SOURCE EXTRACT >>
== == ==
[dox] Fixing the lexical rule for BinaryInteger

Sat Aug 17 14:29:03 PDT 2013

>>>>> Andre Artus wrote:
>>>>> 2. Your BinaryInteger and HexadecimalInteger only allow for
>>>>> one of the following (reduced) cases:
>>>>> 
>>>>> 0b1__ : works
>>>>> 0b_1_ : fails
>>>>> 0b__1 : fails

>>>> Brian Schott wrote:
>>>> It's my opinion that the compiler should reject all of these 
>>>> because I think of the underscore as a separator between 
>>>> digits,
>>>> but I'm constantly fighting the "spec, dmd, and idiom all 
>>>> disagree" issue.

I agree with you, Brian, all three of these constructions go 
contrary to the goal of making the code clearer. I would not be 
too surprised if a significant number of programmers would see 
those as different numbers, at least until they paused to take it 
in.

>>> [...]
>>> H. S. Teoh wrote:
>>> 
>>> I remember reading this part of the spec on dlang.org, and I 
>>> wonder if it was worded the way it is just for simplicity, 
>>> because to specify something like "_ must appear between 
>>> digits" involves some complicated BNF rules, which maybe 
>>> seems like overkill for a single literal.

I think that you are right.

>>> H. S. Teoh wrote:
>>> 
>>> But sometimes it is good to be precise, if we want to enforce
>>> "proper" conventions for underscores:
>>> 
>>> <binaryLiteral>  ::= "0b" <binaryDigits>
>>>                     <underscoreBinaryDigits>
>>> 
>>> <binaryDigits>   ::= <binaryDigit> <binaryDigits>
>>>                    | <binaryDigit>
>>> 
>>> <underscoreBinaryDigits>
>>>                  ::= ""
== == ==
LISTING >>
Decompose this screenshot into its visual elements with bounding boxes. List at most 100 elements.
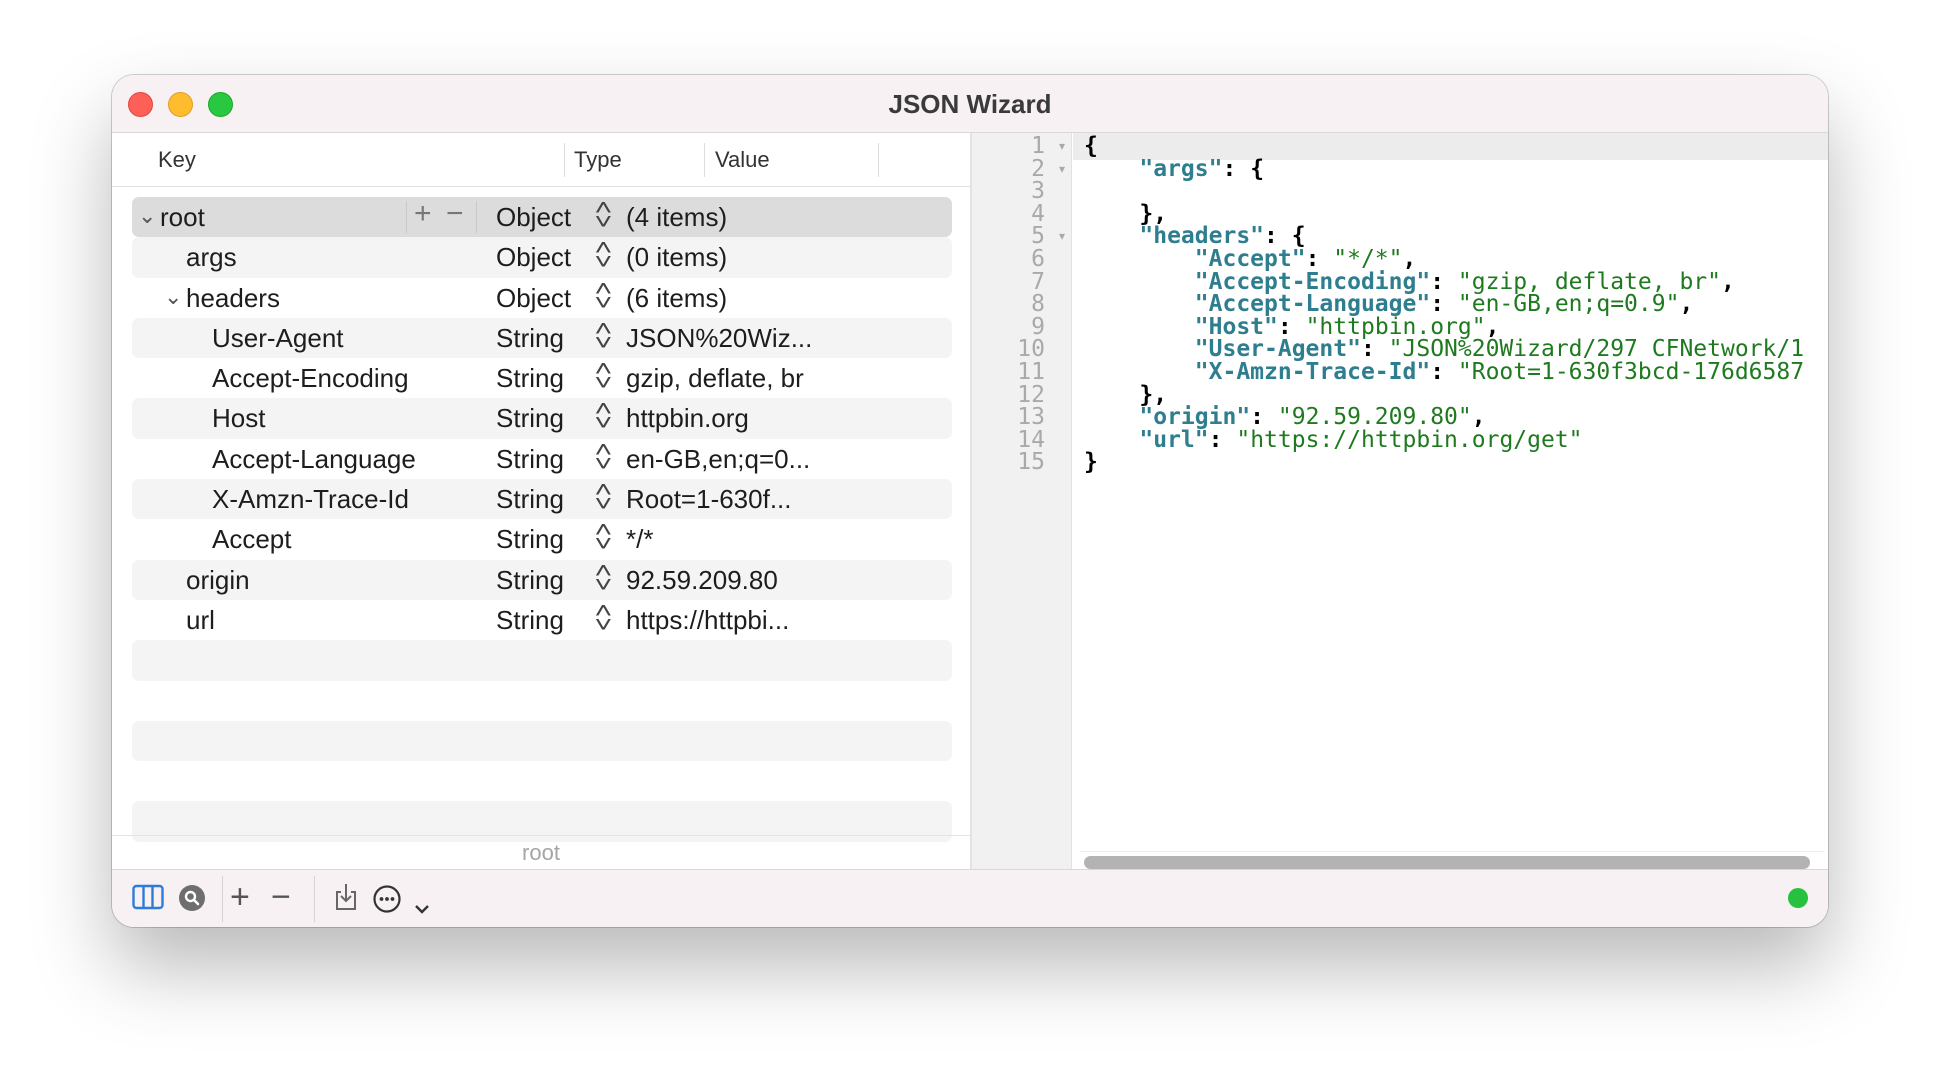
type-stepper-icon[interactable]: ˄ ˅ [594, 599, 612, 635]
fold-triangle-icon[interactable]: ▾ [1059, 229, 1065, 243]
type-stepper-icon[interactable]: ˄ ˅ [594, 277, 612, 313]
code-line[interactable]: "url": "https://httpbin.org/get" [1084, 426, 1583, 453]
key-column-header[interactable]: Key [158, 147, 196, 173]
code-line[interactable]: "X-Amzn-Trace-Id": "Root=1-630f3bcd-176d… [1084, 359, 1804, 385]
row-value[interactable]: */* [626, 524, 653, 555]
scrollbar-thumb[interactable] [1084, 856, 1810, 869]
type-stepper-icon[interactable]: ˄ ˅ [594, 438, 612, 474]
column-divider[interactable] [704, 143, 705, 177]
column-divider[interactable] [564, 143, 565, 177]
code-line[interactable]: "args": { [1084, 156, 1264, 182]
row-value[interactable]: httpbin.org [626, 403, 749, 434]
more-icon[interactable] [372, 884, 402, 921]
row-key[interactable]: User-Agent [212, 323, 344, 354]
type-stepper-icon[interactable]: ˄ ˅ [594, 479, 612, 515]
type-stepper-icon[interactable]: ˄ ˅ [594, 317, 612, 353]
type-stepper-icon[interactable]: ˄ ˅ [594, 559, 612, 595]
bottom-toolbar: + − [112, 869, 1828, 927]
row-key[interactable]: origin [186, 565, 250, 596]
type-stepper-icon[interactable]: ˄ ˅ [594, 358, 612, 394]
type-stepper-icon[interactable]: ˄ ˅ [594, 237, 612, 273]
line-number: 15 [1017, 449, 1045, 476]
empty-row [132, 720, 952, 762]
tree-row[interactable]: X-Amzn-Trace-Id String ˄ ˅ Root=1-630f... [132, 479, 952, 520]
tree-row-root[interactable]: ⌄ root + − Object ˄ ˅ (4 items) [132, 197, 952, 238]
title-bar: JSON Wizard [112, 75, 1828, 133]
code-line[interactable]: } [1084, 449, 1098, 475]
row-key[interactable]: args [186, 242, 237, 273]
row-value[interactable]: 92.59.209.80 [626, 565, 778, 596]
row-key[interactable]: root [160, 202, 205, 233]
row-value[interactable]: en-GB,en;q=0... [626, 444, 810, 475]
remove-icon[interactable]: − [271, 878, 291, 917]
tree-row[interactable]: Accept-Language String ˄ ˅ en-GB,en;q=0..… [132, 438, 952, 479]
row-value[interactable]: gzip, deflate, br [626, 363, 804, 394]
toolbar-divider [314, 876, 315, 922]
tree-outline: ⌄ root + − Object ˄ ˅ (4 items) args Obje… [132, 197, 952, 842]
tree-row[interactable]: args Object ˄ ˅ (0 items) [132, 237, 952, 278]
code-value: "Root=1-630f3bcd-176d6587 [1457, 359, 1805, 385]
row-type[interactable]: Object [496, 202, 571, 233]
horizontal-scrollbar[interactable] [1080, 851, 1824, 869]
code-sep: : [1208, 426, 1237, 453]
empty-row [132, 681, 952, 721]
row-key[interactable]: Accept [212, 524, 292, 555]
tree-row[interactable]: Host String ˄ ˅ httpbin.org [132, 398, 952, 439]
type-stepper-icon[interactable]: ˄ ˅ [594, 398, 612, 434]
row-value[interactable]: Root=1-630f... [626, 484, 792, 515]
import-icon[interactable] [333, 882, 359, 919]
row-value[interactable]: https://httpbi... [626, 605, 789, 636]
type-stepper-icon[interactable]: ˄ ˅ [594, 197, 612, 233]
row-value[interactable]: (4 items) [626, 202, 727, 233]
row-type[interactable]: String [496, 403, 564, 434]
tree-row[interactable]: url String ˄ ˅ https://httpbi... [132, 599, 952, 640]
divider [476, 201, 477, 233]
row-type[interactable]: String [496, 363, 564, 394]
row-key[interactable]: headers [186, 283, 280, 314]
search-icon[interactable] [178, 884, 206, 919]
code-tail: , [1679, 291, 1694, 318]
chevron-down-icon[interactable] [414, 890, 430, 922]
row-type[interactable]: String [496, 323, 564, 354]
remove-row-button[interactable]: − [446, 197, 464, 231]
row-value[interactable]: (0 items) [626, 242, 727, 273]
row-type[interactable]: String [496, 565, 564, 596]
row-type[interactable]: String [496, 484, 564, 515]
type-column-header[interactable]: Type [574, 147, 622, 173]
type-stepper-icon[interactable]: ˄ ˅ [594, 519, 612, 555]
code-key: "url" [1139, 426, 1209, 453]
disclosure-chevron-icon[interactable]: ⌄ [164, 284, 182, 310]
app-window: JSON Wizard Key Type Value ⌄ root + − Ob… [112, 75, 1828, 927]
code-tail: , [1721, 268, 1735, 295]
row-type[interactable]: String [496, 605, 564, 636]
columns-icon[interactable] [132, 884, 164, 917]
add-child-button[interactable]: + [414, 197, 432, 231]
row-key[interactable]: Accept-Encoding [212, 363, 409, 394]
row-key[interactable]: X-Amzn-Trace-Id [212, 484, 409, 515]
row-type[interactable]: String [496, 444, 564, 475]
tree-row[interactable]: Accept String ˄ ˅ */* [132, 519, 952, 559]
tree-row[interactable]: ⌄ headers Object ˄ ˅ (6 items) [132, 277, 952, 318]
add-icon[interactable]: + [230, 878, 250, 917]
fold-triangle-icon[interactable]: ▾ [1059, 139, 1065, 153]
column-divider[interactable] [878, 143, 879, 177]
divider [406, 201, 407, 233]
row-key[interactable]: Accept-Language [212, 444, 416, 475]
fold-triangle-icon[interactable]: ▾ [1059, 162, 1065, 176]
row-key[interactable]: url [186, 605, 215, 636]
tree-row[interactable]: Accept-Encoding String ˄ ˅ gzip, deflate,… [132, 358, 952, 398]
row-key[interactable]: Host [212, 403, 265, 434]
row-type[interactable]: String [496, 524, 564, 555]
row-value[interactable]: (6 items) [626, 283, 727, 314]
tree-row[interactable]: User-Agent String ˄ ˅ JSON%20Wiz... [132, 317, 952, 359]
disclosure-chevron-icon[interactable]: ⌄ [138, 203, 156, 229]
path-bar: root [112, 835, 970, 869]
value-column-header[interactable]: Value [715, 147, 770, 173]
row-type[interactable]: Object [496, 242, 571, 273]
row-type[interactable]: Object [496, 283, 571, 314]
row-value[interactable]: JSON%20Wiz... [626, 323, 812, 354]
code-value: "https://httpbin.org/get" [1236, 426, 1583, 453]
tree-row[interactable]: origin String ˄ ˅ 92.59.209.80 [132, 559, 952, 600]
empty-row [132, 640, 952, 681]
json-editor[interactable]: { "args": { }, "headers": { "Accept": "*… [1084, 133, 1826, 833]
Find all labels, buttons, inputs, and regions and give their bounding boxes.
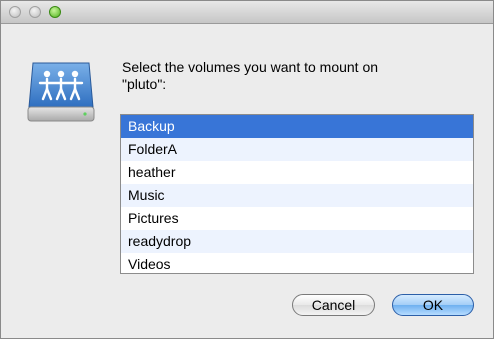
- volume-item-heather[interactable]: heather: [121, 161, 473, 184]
== == ==
DIRECTIVE >>
Reproduce the passage of the BinaryInteger thread starting with "I agree with" and going on through "a single literal.", word for word.

PROBLEM SOLUTION >>
I agree with you, Brian, all three of these constructions go 
contrary to the goal of making the code clearer. I would not be 
too surprised if a significant number of programmers would see 
those as different numbers, at least until they paused to take it 
in.

>>> [...]
>>> H. S. Teoh wrote:
>>> 
>>> I remember reading this part of the spec on dlang.org, and I 
>>> wonder if it was worded the way it is just for simplicity, 
>>> because to specify something like "_ must appear between 
>>> digits" involves some complicated BNF rules, which maybe 
>>> seems like overkill for a single literal.